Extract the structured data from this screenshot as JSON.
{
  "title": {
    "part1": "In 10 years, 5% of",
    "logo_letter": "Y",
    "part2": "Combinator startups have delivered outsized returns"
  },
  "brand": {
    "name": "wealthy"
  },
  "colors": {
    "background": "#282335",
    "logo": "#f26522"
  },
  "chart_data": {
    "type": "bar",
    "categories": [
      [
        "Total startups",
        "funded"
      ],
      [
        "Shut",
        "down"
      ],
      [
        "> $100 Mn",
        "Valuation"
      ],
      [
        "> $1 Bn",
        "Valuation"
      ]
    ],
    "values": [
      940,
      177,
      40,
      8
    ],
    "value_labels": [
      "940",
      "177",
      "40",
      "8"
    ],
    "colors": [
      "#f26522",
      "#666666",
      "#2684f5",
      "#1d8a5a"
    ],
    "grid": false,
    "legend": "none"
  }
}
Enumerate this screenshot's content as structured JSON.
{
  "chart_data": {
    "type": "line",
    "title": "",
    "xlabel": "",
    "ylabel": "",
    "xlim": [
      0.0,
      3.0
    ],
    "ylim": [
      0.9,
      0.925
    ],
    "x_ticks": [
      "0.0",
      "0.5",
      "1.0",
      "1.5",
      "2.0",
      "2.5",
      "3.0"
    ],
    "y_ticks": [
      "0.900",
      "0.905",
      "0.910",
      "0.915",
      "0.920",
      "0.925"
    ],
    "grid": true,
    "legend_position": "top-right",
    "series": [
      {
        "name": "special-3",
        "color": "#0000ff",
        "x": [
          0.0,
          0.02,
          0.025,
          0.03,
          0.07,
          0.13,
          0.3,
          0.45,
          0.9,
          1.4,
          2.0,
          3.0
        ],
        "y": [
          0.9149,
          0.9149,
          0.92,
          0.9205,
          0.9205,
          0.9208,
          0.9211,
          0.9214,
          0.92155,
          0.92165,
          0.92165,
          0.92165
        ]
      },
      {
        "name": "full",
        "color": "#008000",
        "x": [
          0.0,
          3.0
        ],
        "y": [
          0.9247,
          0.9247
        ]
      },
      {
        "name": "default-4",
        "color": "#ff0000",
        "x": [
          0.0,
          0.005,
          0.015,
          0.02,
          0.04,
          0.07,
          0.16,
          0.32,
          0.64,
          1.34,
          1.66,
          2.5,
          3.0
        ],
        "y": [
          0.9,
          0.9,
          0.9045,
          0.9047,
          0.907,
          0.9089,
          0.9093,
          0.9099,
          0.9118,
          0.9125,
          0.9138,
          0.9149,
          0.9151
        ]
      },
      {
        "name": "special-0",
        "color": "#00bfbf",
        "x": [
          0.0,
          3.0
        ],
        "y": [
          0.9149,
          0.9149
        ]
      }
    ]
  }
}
# # #
THE TASK: Say how many lines in this material hold "structured", and say nothing else.

WRITTEN SOLUTION: 2